### Problem to work on:
Review the lines that follow and copy each one that contains the word "Teknik".

### Dataset excerpts:
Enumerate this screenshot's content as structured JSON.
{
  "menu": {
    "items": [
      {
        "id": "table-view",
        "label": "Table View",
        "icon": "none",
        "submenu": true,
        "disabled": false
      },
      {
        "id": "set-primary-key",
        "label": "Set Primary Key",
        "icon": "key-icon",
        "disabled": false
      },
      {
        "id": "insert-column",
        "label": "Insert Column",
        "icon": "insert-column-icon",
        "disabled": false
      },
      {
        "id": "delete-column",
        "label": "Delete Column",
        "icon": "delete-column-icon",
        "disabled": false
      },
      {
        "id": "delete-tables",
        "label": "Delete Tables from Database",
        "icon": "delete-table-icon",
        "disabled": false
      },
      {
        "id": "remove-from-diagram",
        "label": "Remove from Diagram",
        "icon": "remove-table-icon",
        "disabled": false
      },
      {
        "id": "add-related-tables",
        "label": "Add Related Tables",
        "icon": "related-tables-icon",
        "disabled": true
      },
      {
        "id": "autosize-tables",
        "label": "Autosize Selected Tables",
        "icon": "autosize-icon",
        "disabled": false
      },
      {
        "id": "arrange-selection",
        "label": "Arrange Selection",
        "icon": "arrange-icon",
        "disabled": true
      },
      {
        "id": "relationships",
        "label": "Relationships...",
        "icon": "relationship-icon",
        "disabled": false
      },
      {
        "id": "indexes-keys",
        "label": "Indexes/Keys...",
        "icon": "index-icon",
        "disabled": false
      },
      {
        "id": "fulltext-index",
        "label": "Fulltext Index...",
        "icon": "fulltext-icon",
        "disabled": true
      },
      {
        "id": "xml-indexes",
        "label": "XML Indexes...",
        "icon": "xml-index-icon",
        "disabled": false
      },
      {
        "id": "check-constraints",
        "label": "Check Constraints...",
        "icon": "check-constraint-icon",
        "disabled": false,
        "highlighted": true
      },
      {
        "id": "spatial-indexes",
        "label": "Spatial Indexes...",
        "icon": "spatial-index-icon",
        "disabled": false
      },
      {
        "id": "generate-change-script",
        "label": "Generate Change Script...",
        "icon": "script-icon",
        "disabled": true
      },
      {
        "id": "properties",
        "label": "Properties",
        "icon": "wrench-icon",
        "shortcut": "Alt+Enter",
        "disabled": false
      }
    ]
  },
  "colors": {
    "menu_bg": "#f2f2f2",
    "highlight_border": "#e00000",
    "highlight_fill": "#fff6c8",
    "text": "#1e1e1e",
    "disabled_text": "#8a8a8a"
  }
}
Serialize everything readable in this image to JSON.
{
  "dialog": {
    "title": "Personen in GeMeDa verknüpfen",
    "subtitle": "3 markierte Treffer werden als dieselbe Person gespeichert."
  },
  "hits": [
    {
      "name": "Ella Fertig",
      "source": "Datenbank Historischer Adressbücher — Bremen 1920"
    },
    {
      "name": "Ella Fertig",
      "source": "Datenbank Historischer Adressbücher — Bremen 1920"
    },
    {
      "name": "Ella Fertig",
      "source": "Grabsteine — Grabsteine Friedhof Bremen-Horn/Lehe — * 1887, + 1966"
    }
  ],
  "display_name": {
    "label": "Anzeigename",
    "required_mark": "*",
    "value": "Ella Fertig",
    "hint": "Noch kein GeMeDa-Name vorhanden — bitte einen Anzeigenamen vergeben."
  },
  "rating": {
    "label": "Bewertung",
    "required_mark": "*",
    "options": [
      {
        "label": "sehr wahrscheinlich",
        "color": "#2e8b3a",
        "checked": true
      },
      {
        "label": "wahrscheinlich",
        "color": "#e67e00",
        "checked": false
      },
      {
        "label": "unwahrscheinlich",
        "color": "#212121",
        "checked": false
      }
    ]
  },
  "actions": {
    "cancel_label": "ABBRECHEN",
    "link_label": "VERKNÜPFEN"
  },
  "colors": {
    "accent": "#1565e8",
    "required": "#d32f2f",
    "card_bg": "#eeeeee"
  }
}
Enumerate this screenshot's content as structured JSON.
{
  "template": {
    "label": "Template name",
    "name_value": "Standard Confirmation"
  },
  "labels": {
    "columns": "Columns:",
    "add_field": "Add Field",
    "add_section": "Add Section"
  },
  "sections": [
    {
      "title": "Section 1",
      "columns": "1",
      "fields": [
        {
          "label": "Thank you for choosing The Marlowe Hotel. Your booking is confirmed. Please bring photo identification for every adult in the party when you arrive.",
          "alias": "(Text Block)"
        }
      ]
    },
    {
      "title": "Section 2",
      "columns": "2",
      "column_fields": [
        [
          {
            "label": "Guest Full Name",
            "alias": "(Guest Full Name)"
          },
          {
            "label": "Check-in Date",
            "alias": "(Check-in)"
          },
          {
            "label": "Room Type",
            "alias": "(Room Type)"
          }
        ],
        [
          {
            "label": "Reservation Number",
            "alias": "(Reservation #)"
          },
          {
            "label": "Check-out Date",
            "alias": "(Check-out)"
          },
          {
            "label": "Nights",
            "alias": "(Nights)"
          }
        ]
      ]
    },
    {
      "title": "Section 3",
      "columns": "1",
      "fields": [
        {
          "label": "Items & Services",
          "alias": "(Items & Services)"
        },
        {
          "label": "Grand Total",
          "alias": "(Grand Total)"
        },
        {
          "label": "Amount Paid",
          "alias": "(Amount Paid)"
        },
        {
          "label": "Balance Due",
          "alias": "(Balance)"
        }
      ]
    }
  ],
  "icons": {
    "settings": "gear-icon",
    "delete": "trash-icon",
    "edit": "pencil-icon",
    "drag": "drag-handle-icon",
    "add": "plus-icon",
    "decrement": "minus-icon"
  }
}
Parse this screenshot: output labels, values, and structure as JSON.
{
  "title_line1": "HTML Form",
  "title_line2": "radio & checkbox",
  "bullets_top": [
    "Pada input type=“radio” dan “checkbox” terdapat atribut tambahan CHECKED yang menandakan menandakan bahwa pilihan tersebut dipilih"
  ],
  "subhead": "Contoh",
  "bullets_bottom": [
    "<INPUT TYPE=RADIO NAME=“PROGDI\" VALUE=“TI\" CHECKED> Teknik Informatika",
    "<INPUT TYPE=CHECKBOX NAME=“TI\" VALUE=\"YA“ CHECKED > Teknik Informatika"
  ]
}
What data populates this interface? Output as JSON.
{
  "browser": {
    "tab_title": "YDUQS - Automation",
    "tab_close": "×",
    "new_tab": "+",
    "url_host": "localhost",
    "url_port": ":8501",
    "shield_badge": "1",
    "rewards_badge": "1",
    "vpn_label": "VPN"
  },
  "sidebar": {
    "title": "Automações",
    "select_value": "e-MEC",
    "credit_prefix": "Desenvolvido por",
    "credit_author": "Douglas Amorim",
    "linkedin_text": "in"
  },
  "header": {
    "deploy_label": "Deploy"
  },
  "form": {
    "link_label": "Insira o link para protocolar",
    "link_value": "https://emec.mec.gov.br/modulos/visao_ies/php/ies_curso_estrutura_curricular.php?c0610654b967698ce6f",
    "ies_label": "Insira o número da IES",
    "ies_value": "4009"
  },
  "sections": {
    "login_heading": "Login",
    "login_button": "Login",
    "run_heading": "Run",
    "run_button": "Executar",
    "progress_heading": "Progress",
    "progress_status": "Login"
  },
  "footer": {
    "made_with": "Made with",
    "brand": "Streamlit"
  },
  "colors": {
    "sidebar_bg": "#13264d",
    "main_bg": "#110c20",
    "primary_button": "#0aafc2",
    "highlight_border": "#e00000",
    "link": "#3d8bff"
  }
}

### Result of the task:
    "<INPUT TYPE=RADIO NAME=“PROGDI\" VALUE=“TI\" CHECKED> Teknik Informatika",
    "<INPUT TYPE=CHECKBOX NAME=“TI\" VALUE=\"YA“ CHECKED > Teknik Informatika"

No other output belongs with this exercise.